◆ Data records
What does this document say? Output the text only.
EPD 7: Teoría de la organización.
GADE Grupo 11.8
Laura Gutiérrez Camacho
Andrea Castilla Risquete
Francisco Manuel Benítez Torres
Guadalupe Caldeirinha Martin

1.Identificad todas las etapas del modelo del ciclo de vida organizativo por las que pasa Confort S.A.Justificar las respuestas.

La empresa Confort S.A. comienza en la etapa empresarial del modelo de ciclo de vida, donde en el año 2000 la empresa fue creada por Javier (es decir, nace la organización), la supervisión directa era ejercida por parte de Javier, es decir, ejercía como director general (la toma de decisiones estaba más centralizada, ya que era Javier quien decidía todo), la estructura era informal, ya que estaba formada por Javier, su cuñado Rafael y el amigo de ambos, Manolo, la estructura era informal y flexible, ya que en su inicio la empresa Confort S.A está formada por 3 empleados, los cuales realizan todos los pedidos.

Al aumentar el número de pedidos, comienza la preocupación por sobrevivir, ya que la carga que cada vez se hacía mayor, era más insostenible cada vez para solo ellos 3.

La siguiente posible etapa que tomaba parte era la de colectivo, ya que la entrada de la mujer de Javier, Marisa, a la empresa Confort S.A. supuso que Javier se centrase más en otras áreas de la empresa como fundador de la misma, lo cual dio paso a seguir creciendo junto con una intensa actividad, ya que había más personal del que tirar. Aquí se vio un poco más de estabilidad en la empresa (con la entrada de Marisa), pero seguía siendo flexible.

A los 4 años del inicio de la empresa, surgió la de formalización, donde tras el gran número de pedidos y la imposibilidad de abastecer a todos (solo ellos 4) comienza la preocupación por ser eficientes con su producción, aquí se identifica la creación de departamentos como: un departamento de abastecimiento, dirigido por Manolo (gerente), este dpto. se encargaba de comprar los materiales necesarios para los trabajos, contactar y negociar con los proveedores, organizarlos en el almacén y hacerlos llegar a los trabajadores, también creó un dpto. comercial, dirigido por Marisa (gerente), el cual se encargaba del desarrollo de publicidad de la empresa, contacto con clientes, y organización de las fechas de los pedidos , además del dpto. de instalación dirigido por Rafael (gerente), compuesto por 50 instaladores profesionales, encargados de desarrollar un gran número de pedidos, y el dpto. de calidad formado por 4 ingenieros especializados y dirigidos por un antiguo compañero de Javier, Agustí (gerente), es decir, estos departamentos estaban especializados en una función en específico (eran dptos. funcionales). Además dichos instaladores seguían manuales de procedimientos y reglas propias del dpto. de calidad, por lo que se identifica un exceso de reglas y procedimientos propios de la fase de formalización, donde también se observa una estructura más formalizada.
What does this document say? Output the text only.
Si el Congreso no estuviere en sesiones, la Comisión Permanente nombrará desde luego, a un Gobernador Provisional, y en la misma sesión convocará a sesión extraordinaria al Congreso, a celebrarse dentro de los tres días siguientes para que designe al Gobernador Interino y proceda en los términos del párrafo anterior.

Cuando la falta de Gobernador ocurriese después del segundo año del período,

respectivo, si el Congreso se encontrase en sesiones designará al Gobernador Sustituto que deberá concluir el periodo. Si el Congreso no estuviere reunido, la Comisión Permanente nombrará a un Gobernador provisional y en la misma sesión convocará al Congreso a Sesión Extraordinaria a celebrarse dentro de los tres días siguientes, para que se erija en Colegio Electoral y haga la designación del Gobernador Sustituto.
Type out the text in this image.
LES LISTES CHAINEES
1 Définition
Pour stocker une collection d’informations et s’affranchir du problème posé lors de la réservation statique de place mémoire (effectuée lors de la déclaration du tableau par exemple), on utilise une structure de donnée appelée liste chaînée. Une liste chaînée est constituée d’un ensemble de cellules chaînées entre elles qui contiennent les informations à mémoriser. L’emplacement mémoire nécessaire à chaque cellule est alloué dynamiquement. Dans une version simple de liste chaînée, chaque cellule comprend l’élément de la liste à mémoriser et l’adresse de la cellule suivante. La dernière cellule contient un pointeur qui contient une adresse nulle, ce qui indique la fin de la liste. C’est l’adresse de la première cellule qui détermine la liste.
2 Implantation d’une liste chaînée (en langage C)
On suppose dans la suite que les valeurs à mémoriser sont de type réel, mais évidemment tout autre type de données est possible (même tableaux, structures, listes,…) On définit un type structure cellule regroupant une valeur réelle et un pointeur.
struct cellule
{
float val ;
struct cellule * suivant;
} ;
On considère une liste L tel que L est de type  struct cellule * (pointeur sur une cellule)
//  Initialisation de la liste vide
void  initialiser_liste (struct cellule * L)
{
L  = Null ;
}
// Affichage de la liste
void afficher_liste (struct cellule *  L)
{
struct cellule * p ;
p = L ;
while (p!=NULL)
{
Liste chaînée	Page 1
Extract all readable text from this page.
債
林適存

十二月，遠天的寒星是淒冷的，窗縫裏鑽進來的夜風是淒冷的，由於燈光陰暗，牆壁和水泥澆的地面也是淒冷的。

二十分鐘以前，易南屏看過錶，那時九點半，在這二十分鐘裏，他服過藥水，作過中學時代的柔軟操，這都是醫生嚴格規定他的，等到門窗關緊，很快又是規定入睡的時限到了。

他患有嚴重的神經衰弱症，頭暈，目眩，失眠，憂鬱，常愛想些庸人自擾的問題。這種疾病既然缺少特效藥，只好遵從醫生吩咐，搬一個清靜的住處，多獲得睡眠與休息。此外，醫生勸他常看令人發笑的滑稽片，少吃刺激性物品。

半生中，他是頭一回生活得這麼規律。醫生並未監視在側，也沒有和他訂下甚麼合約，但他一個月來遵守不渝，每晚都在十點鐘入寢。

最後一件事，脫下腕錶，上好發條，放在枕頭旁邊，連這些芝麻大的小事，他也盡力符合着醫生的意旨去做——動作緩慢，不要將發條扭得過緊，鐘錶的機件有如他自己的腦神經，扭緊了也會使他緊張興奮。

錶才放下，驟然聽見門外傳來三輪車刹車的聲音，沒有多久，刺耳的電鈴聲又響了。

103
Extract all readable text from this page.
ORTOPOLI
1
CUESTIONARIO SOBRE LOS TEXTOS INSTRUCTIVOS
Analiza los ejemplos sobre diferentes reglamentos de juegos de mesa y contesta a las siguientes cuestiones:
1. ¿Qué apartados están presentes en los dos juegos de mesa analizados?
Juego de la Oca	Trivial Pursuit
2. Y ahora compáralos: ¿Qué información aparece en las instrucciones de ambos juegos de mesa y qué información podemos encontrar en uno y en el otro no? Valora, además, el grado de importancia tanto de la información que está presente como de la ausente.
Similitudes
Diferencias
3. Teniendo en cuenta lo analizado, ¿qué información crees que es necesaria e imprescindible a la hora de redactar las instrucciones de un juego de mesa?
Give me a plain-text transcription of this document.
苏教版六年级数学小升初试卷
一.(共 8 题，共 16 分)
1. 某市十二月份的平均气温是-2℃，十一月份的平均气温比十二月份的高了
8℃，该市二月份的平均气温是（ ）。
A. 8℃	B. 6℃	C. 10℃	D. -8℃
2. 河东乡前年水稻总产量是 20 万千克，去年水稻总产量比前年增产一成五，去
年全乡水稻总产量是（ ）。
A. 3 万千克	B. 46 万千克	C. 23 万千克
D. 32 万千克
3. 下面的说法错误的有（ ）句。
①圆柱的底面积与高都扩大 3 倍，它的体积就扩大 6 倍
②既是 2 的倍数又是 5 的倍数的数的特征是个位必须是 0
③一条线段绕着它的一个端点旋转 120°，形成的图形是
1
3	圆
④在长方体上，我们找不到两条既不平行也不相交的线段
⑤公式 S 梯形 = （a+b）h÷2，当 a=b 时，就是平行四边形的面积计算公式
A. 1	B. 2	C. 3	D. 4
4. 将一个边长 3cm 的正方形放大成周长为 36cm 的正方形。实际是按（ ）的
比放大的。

◆ Aim
Using the listing above, retype each line exactly.

◆ Answer
What does this document say? Output the text only.
EPD 7: Teoría de la organización.
GADE Grupo 11.8
Laura Gutiérrez Camacho
Andrea Castilla Risquete
Francisco Manuel Benítez Torres
Guadalupe Caldeirinha Martin

1.Identificad todas las etapas del modelo del ciclo de vida organizativo por las que pasa Confort S.A.Justificar las respuestas.

La empresa Confort S.A. comienza en la etapa empresarial del modelo de ciclo de vida, donde en el año 2000 la empresa fue creada por Javier (es decir, nace la organización), la supervisión directa era ejercida por parte de Javier, es decir, ejercía como director general (la toma de decisiones estaba más centralizada, ya que era Javier quien decidía todo), la estructura era informal, ya que estaba formada por Javier, su cuñado Rafael y el amigo de ambos, Manolo, la estructura era informal y flexible, ya que en su inicio la empresa Confort S.A está formada por 3 empleados, los cuales realizan todos los pedidos.

Al aumentar el número de pedidos, comienza la preocupación por sobrevivir, ya que la carga que cada vez se hacía mayor, era más insostenible cada vez para solo ellos 3.

La siguiente posible etapa que tomaba parte era la de colectivo, ya que la entrada de la mujer de Javier, Marisa, a la empresa Confort S.A. supuso que Javier se centrase más en otras áreas de la empresa como fundador de la misma, lo cual dio paso a seguir creciendo junto con una intensa actividad, ya que había más personal del que tirar. Aquí se vio un poco más de estabilidad en la empresa (con la entrada de Marisa), pero seguía siendo flexible.

A los 4 años del inicio de la empresa, surgió la de formalización, donde tras el gran número de pedidos y la imposibilidad de abastecer a todos (solo ellos 4) comienza la preocupación por ser eficientes con su producción, aquí se identifica la creación de departamentos como: un departamento de abastecimiento, dirigido por Manolo (gerente), este dpto. se encargaba de comprar los materiales necesarios para los trabajos, contactar y negociar con los proveedores, organizarlos en el almacén y hacerlos llegar a los trabajadores, también creó un dpto. comercial, dirigido por Marisa (gerente), el cual se encargaba del desarrollo de publicidad de la empresa, contacto con clientes, y organización de las fechas de los pedidos , además del dpto. de instalación dirigido por Rafael (gerente), compuesto por 50 instaladores profesionales, encargados de desarrollar un gran número de pedidos, y el dpto. de calidad formado por 4 ingenieros especializados y dirigidos por un antiguo compañero de Javier, Agustí (gerente), es decir, estos departamentos estaban especializados en una función en específico (eran dptos. funcionales). Además dichos instaladores seguían manuales de procedimientos y reglas propias del dpto. de calidad, por lo que se identifica un exceso de reglas y procedimientos propios de la fase de formalización, donde también se observa una estructura más formalizada.
What does this document say? Output the text only.
Si el Congreso no estuviere en sesiones, la Comisión Permanente nombrará desde luego, a un Gobernador Provisional, y en la misma sesión convocará a sesión extraordinaria al Congreso, a celebrarse dentro de los tres días siguientes para que designe al Gobernador Interino y proceda en los términos del párrafo anterior.

Cuando la falta de Gobernador ocurriese después del segundo año del período,

respectivo, si el Congreso se encontrase en sesiones designará al Gobernador Sustituto que deberá concluir el periodo. Si el Congreso no estuviere reunido, la Comisión Permanente nombrará a un Gobernador provisional y en la misma sesión convocará al Congreso a Sesión Extraordinaria a celebrarse dentro de los tres días siguientes, para que se erija en Colegio Electoral y haga la designación del Gobernador Sustituto.
Type out the text in this image.
LES LISTES CHAINEES
1 Définition
Pour stocker une collection d’informations et s’affranchir du problème posé lors de la réservation statique de place mémoire (effectuée lors de la déclaration du tableau par exemple), on utilise une structure de donnée appelée liste chaînée. Une liste chaînée est constituée d’un ensemble de cellules chaînées entre elles qui contiennent les informations à mémoriser. L’emplacement mémoire nécessaire à chaque cellule est alloué dynamiquement. Dans une version simple de liste chaînée, chaque cellule comprend l’élément de la liste à mémoriser et l’adresse de la cellule suivante. La dernière cellule contient un pointeur qui contient une adresse nulle, ce qui indique la fin de la liste. C’est l’adresse de la première cellule qui détermine la liste.
2 Implantation d’une liste chaînée (en langage C)
On suppose dans la suite que les valeurs à mémoriser sont de type réel, mais évidemment tout autre type de données est possible (même tableaux, structures, listes,…) On définit un type structure cellule regroupant une valeur réelle et un pointeur.
struct cellule
{
float val ;
struct cellule * suivant;
} ;
On considère une liste L tel que L est de type  struct cellule * (pointeur sur une cellule)
//  Initialisation de la liste vide
void  initialiser_liste (struct cellule * L)
{
L  = Null ;
}
// Affichage de la liste
void afficher_liste (struct cellule *  L)
{
struct cellule * p ;
p = L ;
while (p!=NULL)
{
Liste chaînée	Page 1
Extract all readable text from this page.
債
林適存

十二月，遠天的寒星是淒冷的，窗縫裏鑽進來的夜風是淒冷的，由於燈光陰暗，牆壁和水泥澆的地面也是淒冷的。

二十分鐘以前，易南屏看過錶，那時九點半，在這二十分鐘裏，他服過藥水，作過中學時代的柔軟操，這都是醫生嚴格規定他的，等到門窗關緊，很快又是規定入睡的時限到了。

他患有嚴重的神經衰弱症，頭暈，目眩，失眠，憂鬱，常愛想些庸人自擾的問題。這種疾病既然缺少特效藥，只好遵從醫生吩咐，搬一個清靜的住處，多獲得睡眠與休息。此外，醫生勸他常看令人發笑的滑稽片，少吃刺激性物品。

半生中，他是頭一回生活得這麼規律。醫生並未監視在側，也沒有和他訂下甚麼合約，但他一個月來遵守不渝，每晚都在十點鐘入寢。

最後一件事，脫下腕錶，上好發條，放在枕頭旁邊，連這些芝麻大的小事，他也盡力符合着醫生的意旨去做——動作緩慢，不要將發條扭得過緊，鐘錶的機件有如他自己的腦神經，扭緊了也會使他緊張興奮。

錶才放下，驟然聽見門外傳來三輪車刹車的聲音，沒有多久，刺耳的電鈴聲又響了。

103
Extract all readable text from this page.
ORTOPOLI
1
CUESTIONARIO SOBRE LOS TEXTOS INSTRUCTIVOS
Analiza los ejemplos sobre diferentes reglamentos de juegos de mesa y contesta a las siguientes cuestiones:
1. ¿Qué apartados están presentes en los dos juegos de mesa analizados?
Juego de la Oca	Trivial Pursuit
2. Y ahora compáralos: ¿Qué información aparece en las instrucciones de ambos juegos de mesa y qué información podemos encontrar en uno y en el otro no? Valora, además, el grado de importancia tanto de la información que está presente como de la ausente.
Similitudes
Diferencias
3. Teniendo en cuenta lo analizado, ¿qué información crees que es necesaria e imprescindible a la hora de redactar las instrucciones de un juego de mesa?
Give me a plain-text transcription of this document.
苏教版六年级数学小升初试卷
一.(共 8 题，共 16 分)
1. 某市十二月份的平均气温是-2℃，十一月份的平均气温比十二月份的高了
8℃，该市二月份的平均气温是（ ）。
A. 8℃	B. 6℃	C. 10℃	D. -8℃
2. 河东乡前年水稻总产量是 20 万千克，去年水稻总产量比前年增产一成五，去
年全乡水稻总产量是（ ）。
A. 3 万千克	B. 46 万千克	C. 23 万千克
D. 32 万千克
3. 下面的说法错误的有（ ）句。
①圆柱的底面积与高都扩大 3 倍，它的体积就扩大 6 倍
②既是 2 的倍数又是 5 的倍数的数的特征是个位必须是 0
③一条线段绕着它的一个端点旋转 120°，形成的图形是
1
3	圆
④在长方体上，我们找不到两条既不平行也不相交的线段
⑤公式 S 梯形 = （a+b）h÷2，当 a=b 时，就是平行四边形的面积计算公式
A. 1	B. 2	C. 3	D. 4
4. 将一个边长 3cm 的正方形放大成周长为 36cm 的正方形。实际是按（ ）的
比放大的。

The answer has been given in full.